→ Supplied material:
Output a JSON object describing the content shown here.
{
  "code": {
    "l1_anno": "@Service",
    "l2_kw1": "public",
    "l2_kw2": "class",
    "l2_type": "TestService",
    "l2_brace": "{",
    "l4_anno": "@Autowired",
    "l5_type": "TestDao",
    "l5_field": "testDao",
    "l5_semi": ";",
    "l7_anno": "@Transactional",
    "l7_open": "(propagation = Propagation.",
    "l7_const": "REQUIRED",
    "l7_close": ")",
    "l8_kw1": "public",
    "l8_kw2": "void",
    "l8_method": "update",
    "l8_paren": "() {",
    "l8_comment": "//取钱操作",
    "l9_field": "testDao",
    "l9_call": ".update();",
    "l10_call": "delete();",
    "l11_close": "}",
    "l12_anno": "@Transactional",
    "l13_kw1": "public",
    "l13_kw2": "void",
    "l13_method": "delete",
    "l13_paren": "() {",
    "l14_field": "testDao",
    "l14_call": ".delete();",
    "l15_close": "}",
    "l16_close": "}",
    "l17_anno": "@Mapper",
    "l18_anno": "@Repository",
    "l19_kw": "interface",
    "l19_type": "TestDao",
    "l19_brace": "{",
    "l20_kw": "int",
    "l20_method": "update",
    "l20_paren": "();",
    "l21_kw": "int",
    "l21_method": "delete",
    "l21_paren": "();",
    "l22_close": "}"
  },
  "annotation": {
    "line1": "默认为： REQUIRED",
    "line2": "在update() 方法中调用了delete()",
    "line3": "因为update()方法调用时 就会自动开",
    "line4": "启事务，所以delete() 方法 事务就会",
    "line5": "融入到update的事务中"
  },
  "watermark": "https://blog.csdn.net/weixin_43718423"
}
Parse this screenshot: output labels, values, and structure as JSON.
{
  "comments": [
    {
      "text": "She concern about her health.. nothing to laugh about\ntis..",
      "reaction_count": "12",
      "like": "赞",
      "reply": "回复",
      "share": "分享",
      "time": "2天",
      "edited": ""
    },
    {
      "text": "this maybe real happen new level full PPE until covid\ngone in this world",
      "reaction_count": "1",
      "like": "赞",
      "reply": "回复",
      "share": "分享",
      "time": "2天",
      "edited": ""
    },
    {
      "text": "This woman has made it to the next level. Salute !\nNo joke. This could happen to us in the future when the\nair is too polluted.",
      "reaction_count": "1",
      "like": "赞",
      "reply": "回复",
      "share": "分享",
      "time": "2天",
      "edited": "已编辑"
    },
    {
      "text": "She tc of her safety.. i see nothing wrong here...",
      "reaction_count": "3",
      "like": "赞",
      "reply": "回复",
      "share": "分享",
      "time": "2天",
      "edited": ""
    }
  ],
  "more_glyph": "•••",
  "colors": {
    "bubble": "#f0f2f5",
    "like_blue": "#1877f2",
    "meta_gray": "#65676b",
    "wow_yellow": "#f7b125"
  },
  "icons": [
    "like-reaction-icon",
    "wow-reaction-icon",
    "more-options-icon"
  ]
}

→ Exercise:
Search the data for the word "nothing" and copy each line where it appears.

→ Result of the exercise:
      "text": "She concern about her health.. nothing to laugh about\ntis..",
      "text": "She tc of her safety.. i see nothing wrong here...",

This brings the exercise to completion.